Only lines holding the string "true" are wanted; copy each one from the material.

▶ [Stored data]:
========================================

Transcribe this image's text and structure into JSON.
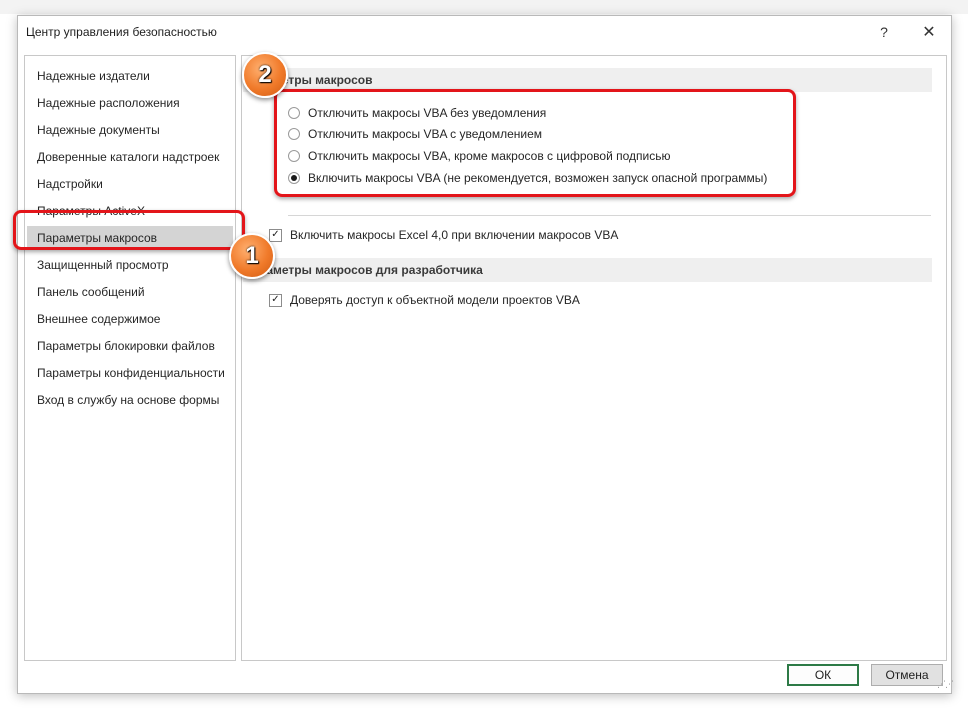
{
  "dialog": {
    "title": "Центр управления безопасностью",
    "help_label": "?",
    "close_label": "✕"
  },
  "sidebar": {
    "items": [
      {
        "label": "Надежные издатели"
      },
      {
        "label": "Надежные расположения"
      },
      {
        "label": "Надежные документы"
      },
      {
        "label": "Доверенные каталоги надстроек"
      },
      {
        "label": "Надстройки"
      },
      {
        "label": "Параметры ActiveX"
      },
      {
        "label": "Параметры макросов",
        "selected": true
      },
      {
        "label": "Защищенный просмотр"
      },
      {
        "label": "Панель сообщений"
      },
      {
        "label": "Внешнее содержимое"
      },
      {
        "label": "Параметры блокировки файлов"
      },
      {
        "label": "Параметры конфиденциальности"
      },
      {
        "label": "Вход в службу на основе формы"
      }
    ]
  },
  "macro_settings": {
    "header": "раметры макросов",
    "options": [
      {
        "label": "Отключить макросы VBA без уведомления",
        "checked": false
      },
      {
        "label": "Отключить макросы VBA с уведомлением",
        "checked": false
      },
      {
        "label": "Отключить макросы VBA, кроме макросов с цифровой подписью",
        "checked": false
      },
      {
        "label": "Включить макросы VBA (не рекомендуется, возможен запуск опасной программы)",
        "checked": true
      }
    ],
    "excel4_label": "Включить макросы Excel 4,0 при включении макросов VBA",
    "excel4_checked": true
  },
  "developer_settings": {
    "header": "раметры макросов для разработчика",
    "trust_vba_label": "Доверять доступ к объектной модели проектов VBA",
    "trust_vba_checked": true
  },
  "buttons": {
    "ok_label": "ОК",
    "cancel_label": "Отмена"
  },
  "annotations": {
    "marker1": "1",
    "marker2": "2",
    "color": "#e3151a"
  },
  "check_glyph": "✓",
  "grip_glyph": "⋰⋰"
}
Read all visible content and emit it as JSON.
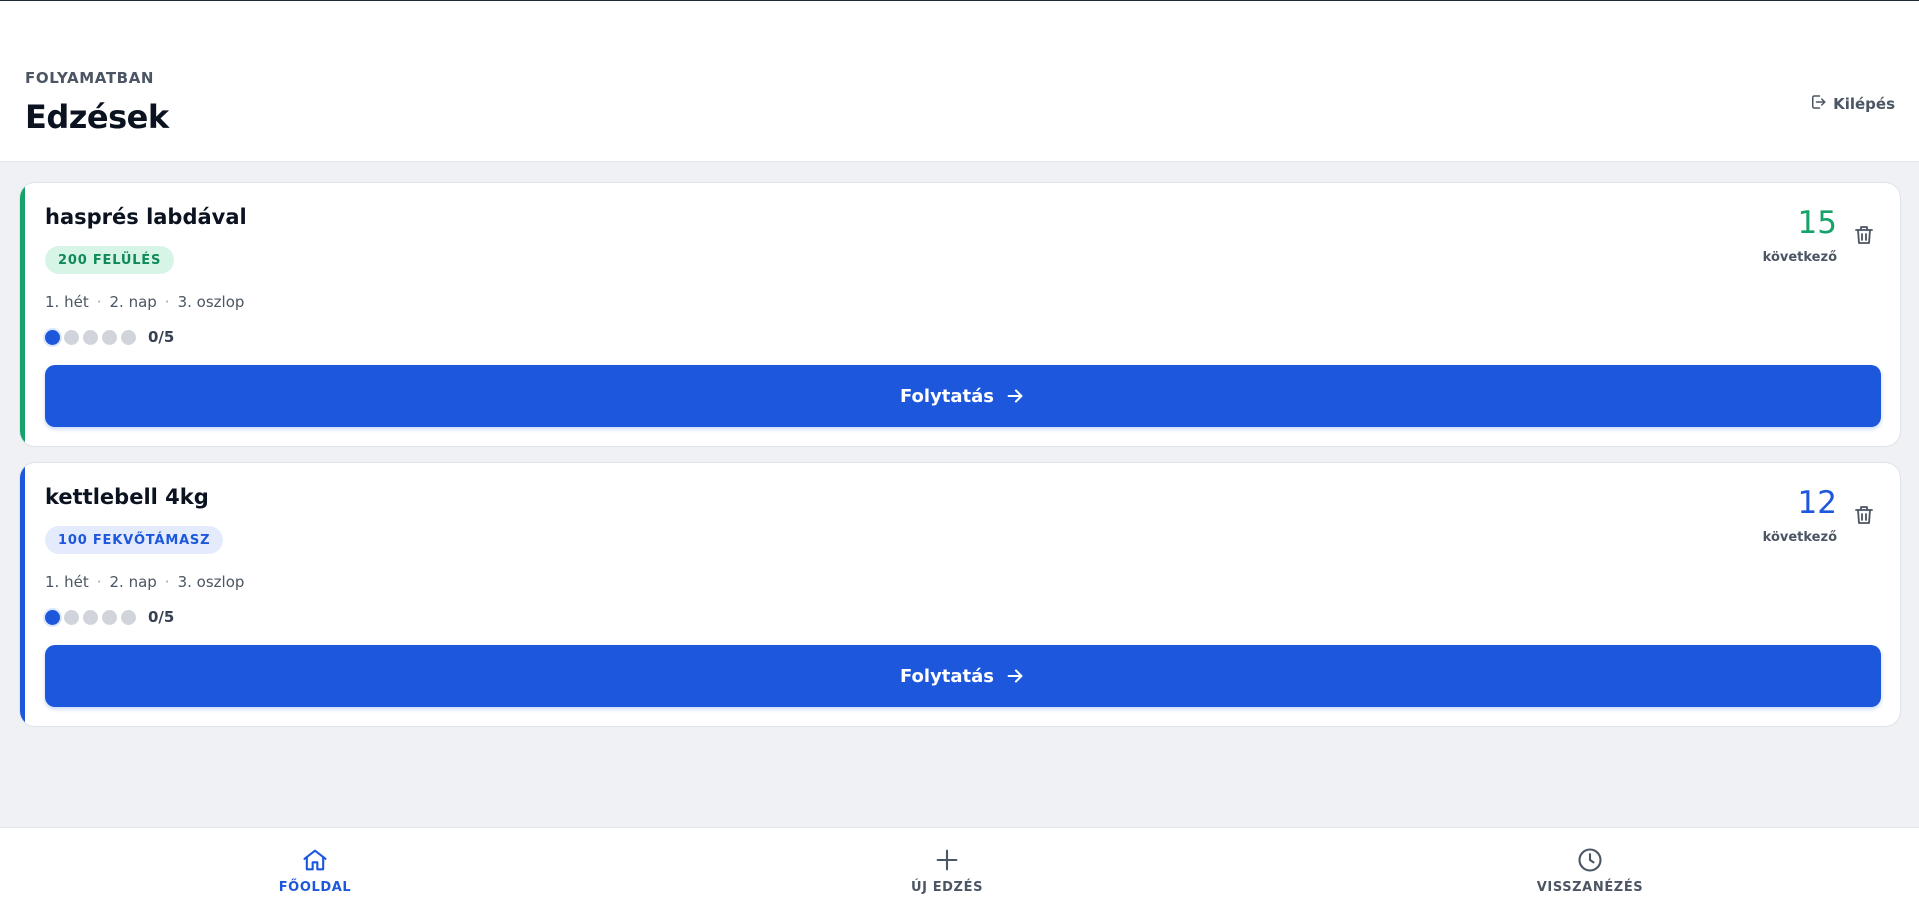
{
  "header": {
    "eyebrow": "FOLYAMATBAN",
    "title": "Edzések",
    "logout_label": "Kilépés"
  },
  "colors": {
    "primary": "#1d57db",
    "green": "#16a26b",
    "green_badge_bg": "#d7f5e7",
    "blue_badge_bg": "#e3ebfd"
  },
  "cards": [
    {
      "name": "hasprés labdával",
      "badge": "200 FELÜLÉS",
      "week": "1. hét",
      "day": "2. nap",
      "column": "3. oszlop",
      "progress_text": "0/5",
      "progress_done": 0,
      "progress_total": 5,
      "count": "15",
      "count_label": "következő",
      "cta_label": "Folytatás",
      "accent": "green"
    },
    {
      "name": "kettlebell 4kg",
      "badge": "100 FEKVŐTÁMASZ",
      "week": "1. hét",
      "day": "2. nap",
      "column": "3. oszlop",
      "progress_text": "0/5",
      "progress_done": 0,
      "progress_total": 5,
      "count": "12",
      "count_label": "következő",
      "cta_label": "Folytatás",
      "accent": "blue"
    }
  ],
  "nav": {
    "items": [
      {
        "label": "FŐOLDAL",
        "icon": "home-icon",
        "active": true
      },
      {
        "label": "ÚJ EDZÉS",
        "icon": "plus-icon",
        "active": false
      },
      {
        "label": "VISSZANÉZÉS",
        "icon": "clock-icon",
        "active": false
      }
    ]
  }
}
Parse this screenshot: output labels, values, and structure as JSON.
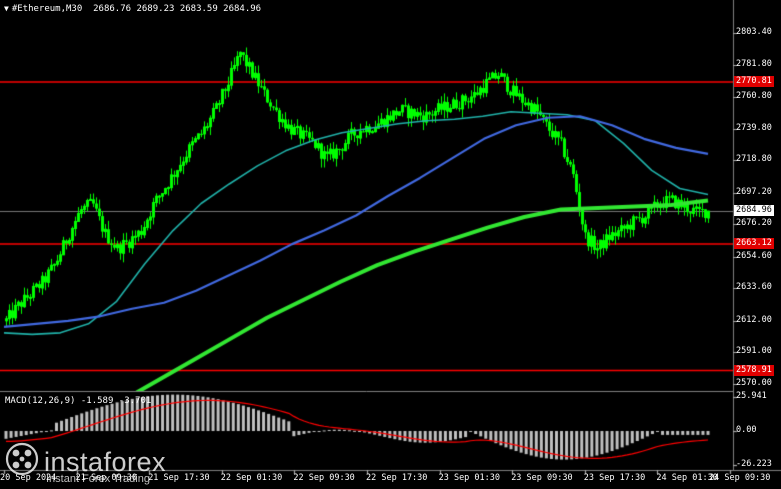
{
  "symbol_bar": {
    "symbol": "#Ethereum,M30",
    "ohlc": "2686.76 2689.23 2683.59 2684.96"
  },
  "macd": {
    "label": "MACD(12,26,9) -1.589 -3.701"
  },
  "price_axis": [
    {
      "value": 2803.4,
      "label": "2803.40"
    },
    {
      "value": 2781.8,
      "label": "2781.80"
    },
    {
      "value": 2760.8,
      "label": "2760.80"
    },
    {
      "value": 2739.8,
      "label": "2739.80"
    },
    {
      "value": 2718.8,
      "label": "2718.80"
    },
    {
      "value": 2697.2,
      "label": "2697.20"
    },
    {
      "value": 2676.2,
      "label": "2676.20"
    },
    {
      "value": 2654.6,
      "label": "2654.60"
    },
    {
      "value": 2633.6,
      "label": "2633.60"
    },
    {
      "value": 2612.0,
      "label": "2612.00"
    },
    {
      "value": 2591.0,
      "label": "2591.00"
    },
    {
      "value": 2570.0,
      "label": "2570.00"
    }
  ],
  "levels": [
    {
      "value": 2770.81,
      "label": "2770.81"
    },
    {
      "value": 2663.12,
      "label": "2663.12"
    },
    {
      "value": 2578.91,
      "label": "2578.91"
    }
  ],
  "current_price": {
    "value": 2684.96,
    "label": "2684.96"
  },
  "macd_axis": [
    {
      "value": 25.941,
      "label": "25.941"
    },
    {
      "value": 0.0,
      "label": "0.00"
    },
    {
      "value": -26.223,
      "label": "-26.223"
    }
  ],
  "time_axis": [
    "20 Sep 2024",
    "21 Sep 09:30",
    "21 Sep 17:30",
    "22 Sep 01:30",
    "22 Sep 09:30",
    "22 Sep 17:30",
    "23 Sep 01:30",
    "23 Sep 09:30",
    "23 Sep 17:30",
    "24 Sep 01:30",
    "24 Sep 09:30"
  ],
  "brand": {
    "name": "instaforex",
    "tagline": "Instant Forex Trading"
  },
  "colors": {
    "background": "#000000",
    "candle": "#00ff00",
    "level_line": "#ff0000",
    "ma_fast": "#20b2aa",
    "ma_mid": "#4169e1",
    "ma_slow": "#32e632",
    "macd_hist": "#c0c0c0",
    "macd_signal": "#ff0000"
  },
  "chart_data": {
    "type": "line",
    "title": "#Ethereum,M30",
    "ylim": [
      2566,
      2816
    ],
    "series": [
      {
        "values": [
          2612,
          2622,
          2630,
          2638,
          2650,
          2668,
          2685,
          2690,
          2670,
          2660,
          2665,
          2672,
          2690,
          2702,
          2715,
          2728,
          2738,
          2752,
          2770,
          2790,
          2776,
          2762,
          2750,
          2740,
          2735,
          2730,
          2720,
          2726,
          2735,
          2740,
          2742,
          2747,
          2752,
          2750,
          2748,
          2752,
          2755,
          2758,
          2762,
          2770,
          2776,
          2765,
          2758,
          2752,
          2740,
          2730,
          2710,
          2668,
          2660,
          2668,
          2672,
          2678,
          2682,
          2690,
          2692,
          2688,
          2684,
          2685
        ]
      },
      {
        "values": [
          2604,
          2603,
          2604,
          2610,
          2625,
          2650,
          2672,
          2690,
          2703,
          2715,
          2725,
          2732,
          2737,
          2740,
          2743,
          2745,
          2746,
          2748,
          2751,
          2750,
          2749,
          2745,
          2730,
          2712,
          2700,
          2696
        ]
      },
      {
        "values": [
          2608,
          2610,
          2612,
          2615,
          2620,
          2624,
          2632,
          2642,
          2652,
          2663,
          2672,
          2682,
          2695,
          2707,
          2720,
          2733,
          2742,
          2747,
          2748,
          2742,
          2733,
          2727,
          2723
        ]
      },
      {
        "values": [
          2558,
          2572,
          2586,
          2600,
          2614,
          2626,
          2638,
          2649,
          2658,
          2666,
          2674,
          2681,
          2686,
          2687,
          2688,
          2689,
          2692
        ]
      }
    ]
  }
}
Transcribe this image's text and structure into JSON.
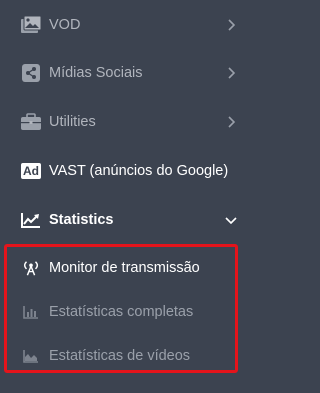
{
  "menu": {
    "vod": {
      "label": "VOD",
      "icon": "video-image-icon"
    },
    "social": {
      "label": "Mídias Sociais",
      "icon": "share-icon"
    },
    "utilities": {
      "label": "Utilities",
      "icon": "briefcase-icon"
    },
    "vast": {
      "label": "VAST (anúncios do Google)",
      "icon": "ad-badge-icon",
      "badge": "Ad"
    },
    "statistics": {
      "label": "Statistics",
      "icon": "line-chart-icon",
      "expanded": true,
      "children": [
        {
          "label": "Monitor de transmissão",
          "icon": "broadcast-icon"
        },
        {
          "label": "Estatísticas completas",
          "icon": "bar-chart-icon"
        },
        {
          "label": "Estatísticas de vídeos",
          "icon": "area-chart-icon"
        }
      ]
    }
  },
  "colors": {
    "background": "#3c4350",
    "text_muted": "#b1b5bd",
    "text_bright": "#ffffff",
    "highlight": "#e5141b"
  }
}
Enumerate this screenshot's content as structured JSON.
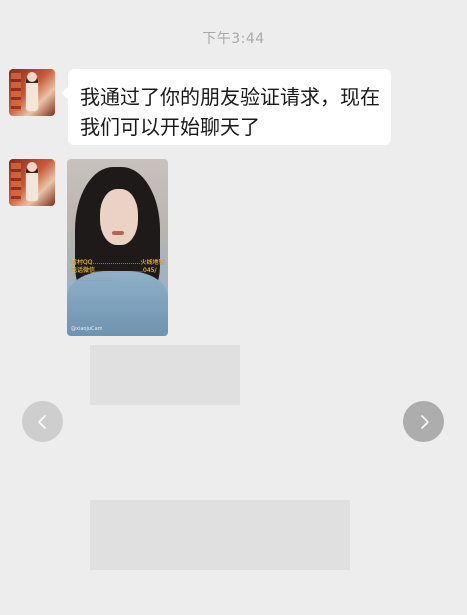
{
  "timestamp": "下午3:44",
  "messages": [
    {
      "type": "text",
      "lines": [
        "我通过了你的朋友验证请求，现在",
        "我们可以开始聊天了"
      ]
    },
    {
      "type": "image",
      "overlay_lines": [
        "看村QQ……………………火线地铁",
        "电话微信……………………045/",
        "…………………"
      ],
      "tag": "@xiaojuCam"
    }
  ],
  "nav": {
    "prev_icon": "chevron-left-icon",
    "next_icon": "chevron-right-icon"
  },
  "colors": {
    "background": "#ededed",
    "bubble": "#ffffff",
    "timestamp": "#a9a9a9"
  }
}
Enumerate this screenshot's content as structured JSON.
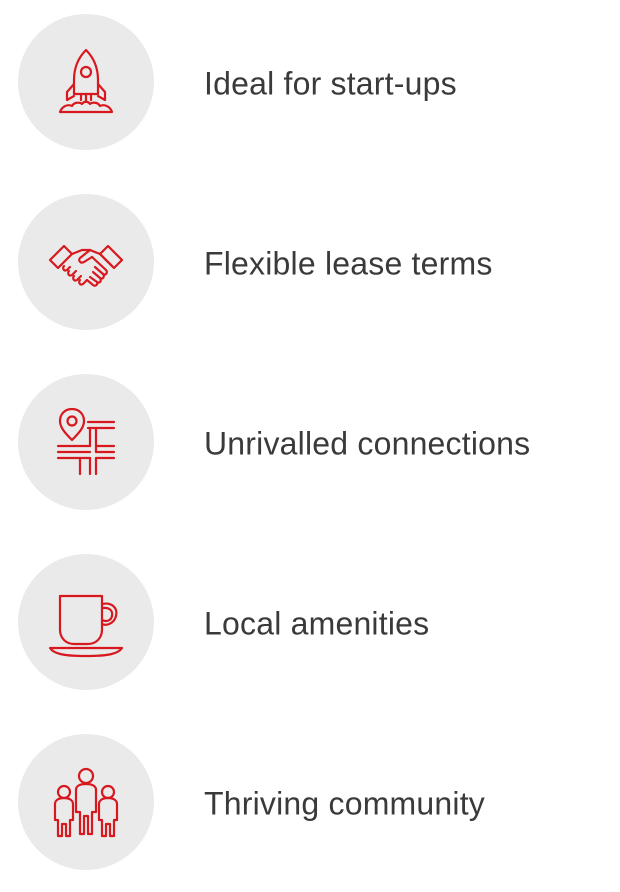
{
  "accent_color": "#d7191f",
  "features": [
    {
      "icon": "rocket-icon",
      "label": "Ideal for start-ups"
    },
    {
      "icon": "handshake-icon",
      "label": "Flexible lease terms"
    },
    {
      "icon": "map-pin-roads-icon",
      "label": "Unrivalled connections"
    },
    {
      "icon": "coffee-cup-icon",
      "label": "Local amenities"
    },
    {
      "icon": "people-group-icon",
      "label": "Thriving community"
    }
  ]
}
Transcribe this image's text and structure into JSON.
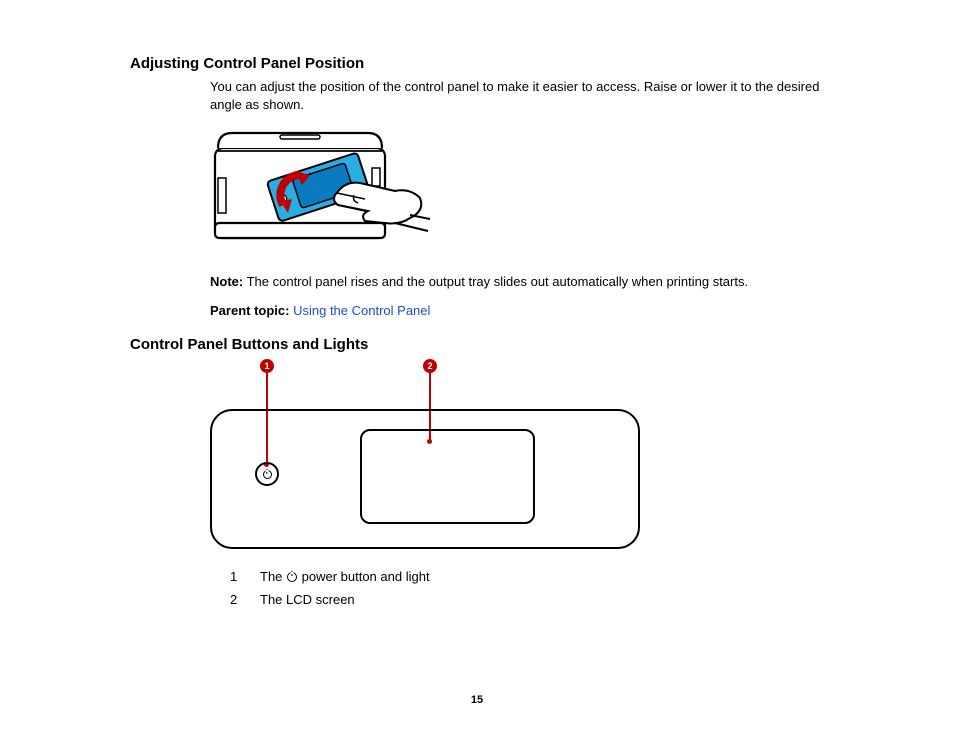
{
  "section1": {
    "heading": "Adjusting Control Panel Position",
    "body": "You can adjust the position of the control panel to make it easier to access. Raise or lower it to the desired angle as shown.",
    "note_label": "Note:",
    "note_body": " The control panel rises and the output tray slides out automatically when printing starts.",
    "parent_label": "Parent topic:",
    "parent_link": "Using the Control Panel"
  },
  "section2": {
    "heading": "Control Panel Buttons and Lights",
    "callouts": {
      "c1": "1",
      "c2": "2"
    },
    "legend": [
      {
        "num": "1",
        "prefix": "The ",
        "suffix": " power button and light",
        "has_icon": true
      },
      {
        "num": "2",
        "prefix": "The LCD screen",
        "suffix": "",
        "has_icon": false
      }
    ]
  },
  "page_number": "15"
}
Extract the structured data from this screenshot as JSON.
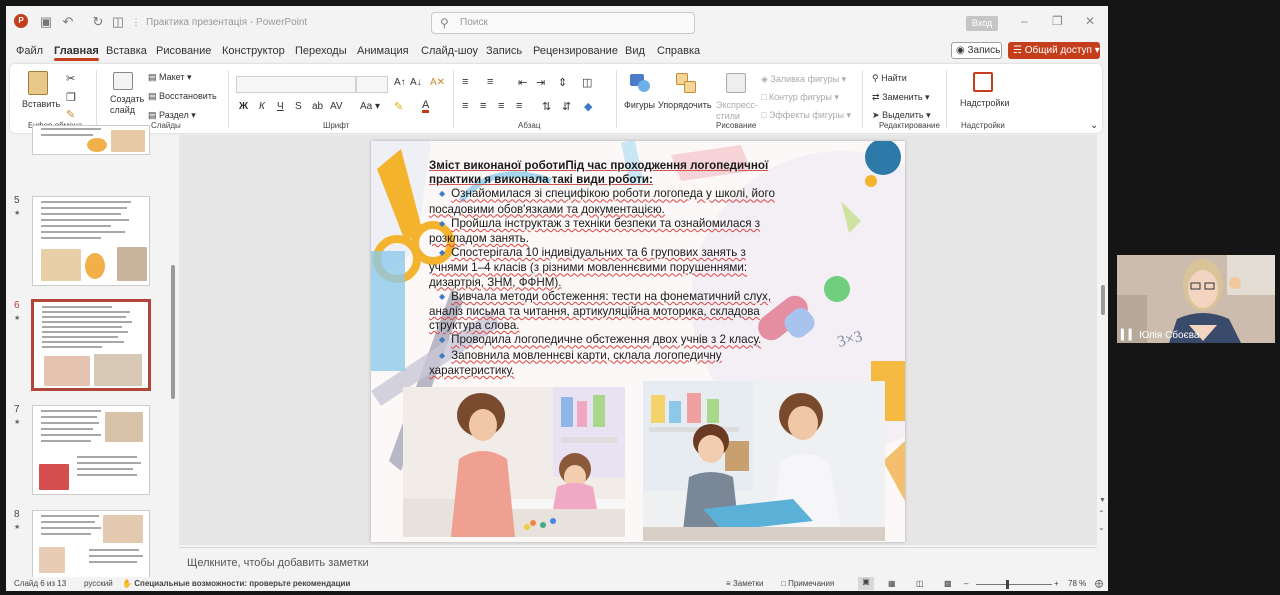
{
  "window": {
    "doc_title": "Практика презентація  -  PowerPoint",
    "search_placeholder": "Поиск",
    "login": "Вход"
  },
  "menu": {
    "tabs": [
      "Файл",
      "Главная",
      "Вставка",
      "Рисование",
      "Конструктор",
      "Переходы",
      "Анимация",
      "Слайд-шоу",
      "Запись",
      "Рецензирование",
      "Вид",
      "Справка"
    ],
    "active": "Главная",
    "record": "Запись",
    "share": "Общий доступ"
  },
  "ribbon": {
    "clipboard": {
      "paste": "Вставить",
      "label": "Буфер обмена"
    },
    "slides": {
      "new_slide": "Создать слайд",
      "layout": "Макет",
      "reset": "Восстановить",
      "section": "Раздел",
      "label": "Слайды"
    },
    "font": {
      "bold": "Ж",
      "italic": "К",
      "underline": "Ч",
      "strike": "S",
      "label": "Шрифт"
    },
    "paragraph": {
      "label": "Абзац"
    },
    "drawing": {
      "shapes": "Фигуры",
      "arrange": "Упорядочить",
      "quick_styles": "Экспресс-стили",
      "fill": "Заливка фигуры",
      "outline": "Контур фигуры",
      "effects": "Эффекты фигуры",
      "label": "Рисование"
    },
    "editing": {
      "find": "Найти",
      "replace": "Заменить",
      "select": "Выделить",
      "label": "Редактирование"
    },
    "addins": {
      "addins": "Надстройки",
      "label": "Надстройки"
    }
  },
  "thumbnails": [
    {
      "num": "5"
    },
    {
      "num": "6",
      "selected": true
    },
    {
      "num": "7"
    },
    {
      "num": "8"
    }
  ],
  "slide": {
    "title": "Зміст виконаної роботиПід час проходження логопедичної практики я виконала такі види роботи:",
    "bullets": [
      "Ознайомилася зі специфікою роботи логопеда у школі, його посадовими обов'язками та документацією.",
      "Пройшла інструктаж з техніки безпеки та ознайомилася з розкладом занять.",
      "Спостерігала 10 індивідуальних та 6 групових занять з учнями 1–4 класів (з різними мовленнєвими порушеннями: дизартрія, ЗНМ, ФФНМ).",
      "Вивчала методи обстеження: тести на фонематичний слух, аналіз письма та читання, артикуляційна моторика, складова структура слова.",
      "Проводила логопедичне обстеження двох учнів з 2 класу.",
      "Заповнила мовленнєві карти, склала логопедичну характеристику."
    ]
  },
  "notes_placeholder": "Щелкните, чтобы добавить заметки",
  "status": {
    "slide_counter": "Слайд 6 из 13",
    "language": "русский",
    "accessibility": "Специальные возможности: проверьте рекомендации",
    "notes": "Заметки",
    "comments": "Примечания",
    "zoom": "78 %"
  },
  "video": {
    "participant": "Юлія Сбоєва"
  },
  "colors": {
    "accent": "#c43e1c",
    "thumb_selected": "#b0453a",
    "bullet": "#3b78c9"
  }
}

========================================

▶ [Exercise result]:
        "selected": true
        "checked": true
    "excel4_checked": true
    "trust_vba_checked": true
        "active": true
      "expanded": true,
        "has_icon": true
      "selected": true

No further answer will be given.